Check each line of the material for the string "used", and copy the lines that have it.

Data for analysis »
● ● ●
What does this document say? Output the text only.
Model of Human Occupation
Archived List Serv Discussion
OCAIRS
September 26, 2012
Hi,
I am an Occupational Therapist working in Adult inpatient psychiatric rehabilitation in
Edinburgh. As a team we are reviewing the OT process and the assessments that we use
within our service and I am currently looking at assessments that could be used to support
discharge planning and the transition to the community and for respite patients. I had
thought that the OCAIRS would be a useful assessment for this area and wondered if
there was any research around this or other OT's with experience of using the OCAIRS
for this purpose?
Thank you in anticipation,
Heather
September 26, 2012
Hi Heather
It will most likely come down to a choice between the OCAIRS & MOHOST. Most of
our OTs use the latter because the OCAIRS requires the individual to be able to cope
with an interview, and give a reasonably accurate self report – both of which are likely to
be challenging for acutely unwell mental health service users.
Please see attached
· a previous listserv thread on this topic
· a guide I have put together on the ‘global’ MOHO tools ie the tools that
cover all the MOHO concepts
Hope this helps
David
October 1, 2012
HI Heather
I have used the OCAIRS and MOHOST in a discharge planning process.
● ● ●
Completed task »
within our service and I am currently looking at assessments that could be used to support
I have used the OCAIRS and MOHOST in a discharge planning process.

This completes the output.